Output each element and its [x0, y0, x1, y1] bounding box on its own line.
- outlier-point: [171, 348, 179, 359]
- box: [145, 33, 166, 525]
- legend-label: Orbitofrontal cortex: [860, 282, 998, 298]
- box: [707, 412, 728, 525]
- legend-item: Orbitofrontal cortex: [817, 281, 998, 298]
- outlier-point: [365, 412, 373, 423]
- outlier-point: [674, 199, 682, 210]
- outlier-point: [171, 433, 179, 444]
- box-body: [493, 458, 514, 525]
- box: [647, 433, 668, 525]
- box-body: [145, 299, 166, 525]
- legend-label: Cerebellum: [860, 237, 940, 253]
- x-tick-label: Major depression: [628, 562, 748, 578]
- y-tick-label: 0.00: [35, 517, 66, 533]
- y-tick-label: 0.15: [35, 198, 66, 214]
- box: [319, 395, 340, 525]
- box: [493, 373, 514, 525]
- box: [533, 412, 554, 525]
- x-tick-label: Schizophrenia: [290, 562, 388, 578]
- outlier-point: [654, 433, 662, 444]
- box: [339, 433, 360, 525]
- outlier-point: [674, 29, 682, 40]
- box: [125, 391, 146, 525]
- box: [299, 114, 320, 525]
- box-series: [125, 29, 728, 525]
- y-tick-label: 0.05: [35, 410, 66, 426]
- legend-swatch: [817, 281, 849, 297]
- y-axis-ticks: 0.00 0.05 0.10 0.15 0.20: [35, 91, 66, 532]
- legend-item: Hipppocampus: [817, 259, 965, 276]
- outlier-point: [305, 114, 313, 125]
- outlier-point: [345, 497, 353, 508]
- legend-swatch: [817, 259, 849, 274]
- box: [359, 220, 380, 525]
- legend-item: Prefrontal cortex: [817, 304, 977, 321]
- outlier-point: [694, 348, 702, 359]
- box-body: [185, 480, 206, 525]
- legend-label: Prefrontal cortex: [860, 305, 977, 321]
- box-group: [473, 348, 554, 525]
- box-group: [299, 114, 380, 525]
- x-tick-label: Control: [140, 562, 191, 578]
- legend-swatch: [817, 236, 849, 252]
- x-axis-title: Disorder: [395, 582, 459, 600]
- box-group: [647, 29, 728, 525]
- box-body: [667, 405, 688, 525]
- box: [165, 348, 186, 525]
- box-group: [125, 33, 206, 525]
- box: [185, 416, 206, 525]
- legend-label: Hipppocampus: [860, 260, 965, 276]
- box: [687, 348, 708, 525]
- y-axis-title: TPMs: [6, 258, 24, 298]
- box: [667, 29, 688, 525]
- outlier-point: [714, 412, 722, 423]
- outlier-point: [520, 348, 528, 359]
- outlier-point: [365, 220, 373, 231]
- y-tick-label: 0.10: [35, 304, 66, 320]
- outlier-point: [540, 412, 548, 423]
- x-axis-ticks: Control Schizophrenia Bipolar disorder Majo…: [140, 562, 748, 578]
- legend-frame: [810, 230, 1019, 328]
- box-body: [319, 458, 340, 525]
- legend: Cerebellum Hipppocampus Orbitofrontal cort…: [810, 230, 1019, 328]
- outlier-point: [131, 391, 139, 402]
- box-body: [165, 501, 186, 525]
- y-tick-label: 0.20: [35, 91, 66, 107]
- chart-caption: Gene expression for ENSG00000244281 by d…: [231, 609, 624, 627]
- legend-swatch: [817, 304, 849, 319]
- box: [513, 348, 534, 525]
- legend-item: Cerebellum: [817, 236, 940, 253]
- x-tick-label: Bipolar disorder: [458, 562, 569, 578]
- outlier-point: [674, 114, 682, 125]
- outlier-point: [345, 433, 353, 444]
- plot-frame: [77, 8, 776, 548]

-=-=-

Each line in the records above must be returned exactly as it stands.

• _Task answer_
Output each element and its [x0, y0, x1, y1] bounding box on its own line.
- outlier-point: [171, 348, 179, 359]
- box: [145, 33, 166, 525]
- legend-label: Orbitofrontal cortex: [860, 282, 998, 298]
- box: [707, 412, 728, 525]
- legend-item: Orbitofrontal cortex: [817, 281, 998, 298]
- outlier-point: [365, 412, 373, 423]
- outlier-point: [674, 199, 682, 210]
- outlier-point: [171, 433, 179, 444]
- box-body: [493, 458, 514, 525]
- box: [647, 433, 668, 525]
- box-body: [145, 299, 166, 525]
- legend-label: Cerebellum: [860, 237, 940, 253]
- x-tick-label: Major depression: [628, 562, 748, 578]
- y-tick-label: 0.00: [35, 517, 66, 533]
- y-tick-label: 0.15: [35, 198, 66, 214]
- box: [319, 395, 340, 525]
- box: [493, 373, 514, 525]
- box: [533, 412, 554, 525]
- x-tick-label: Schizophrenia: [290, 562, 388, 578]
- outlier-point: [654, 433, 662, 444]
- box: [339, 433, 360, 525]
- outlier-point: [674, 29, 682, 40]
- box: [125, 391, 146, 525]
- box: [299, 114, 320, 525]
- box-series: [125, 29, 728, 525]
- y-tick-label: 0.05: [35, 410, 66, 426]
- legend-swatch: [817, 281, 849, 297]
- y-axis-ticks: 0.00 0.05 0.10 0.15 0.20: [35, 91, 66, 532]
- legend-item: Hipppocampus: [817, 259, 965, 276]
- outlier-point: [305, 114, 313, 125]
- outlier-point: [345, 497, 353, 508]
- legend-swatch: [817, 259, 849, 274]
- box: [359, 220, 380, 525]
- legend-item: Prefrontal cortex: [817, 304, 977, 321]
- outlier-point: [694, 348, 702, 359]
- box-body: [185, 480, 206, 525]
- legend-label: Prefrontal cortex: [860, 305, 977, 321]
- box-group: [473, 348, 554, 525]
- box-group: [299, 114, 380, 525]
- x-tick-label: Control: [140, 562, 191, 578]
- legend-swatch: [817, 236, 849, 252]
- x-axis-title: Disorder: [395, 582, 459, 600]
- box-group: [647, 29, 728, 525]
- box-body: [667, 405, 688, 525]
- box: [165, 348, 186, 525]
- box-group: [125, 33, 206, 525]
- box: [185, 416, 206, 525]
- legend-label: Hipppocampus: [860, 260, 965, 276]
- box: [687, 348, 708, 525]
- y-axis-title: TPMs: [6, 258, 24, 298]
- box: [667, 29, 688, 525]
- outlier-point: [714, 412, 722, 423]
- outlier-point: [520, 348, 528, 359]
- outlier-point: [365, 220, 373, 231]
- y-tick-label: 0.10: [35, 304, 66, 320]
- outlier-point: [540, 412, 548, 423]
- x-axis-ticks: Control Schizophrenia Bipolar disorder Majo…: [140, 562, 748, 578]
- legend-frame: [810, 230, 1019, 328]
- box-body: [319, 458, 340, 525]
- legend: Cerebellum Hipppocampus Orbitofrontal cort…: [810, 230, 1019, 328]
- outlier-point: [131, 391, 139, 402]
- box-body: [165, 501, 186, 525]
- y-tick-label: 0.20: [35, 91, 66, 107]
- chart-caption: Gene expression for ENSG00000244281 by d…: [231, 609, 624, 627]
- legend-swatch: [817, 304, 849, 319]
- box: [513, 348, 534, 525]
- legend-item: Cerebellum: [817, 236, 940, 253]
- x-tick-label: Bipolar disorder: [458, 562, 569, 578]
- outlier-point: [674, 114, 682, 125]
- outlier-point: [345, 433, 353, 444]
- plot-frame: [77, 8, 776, 548]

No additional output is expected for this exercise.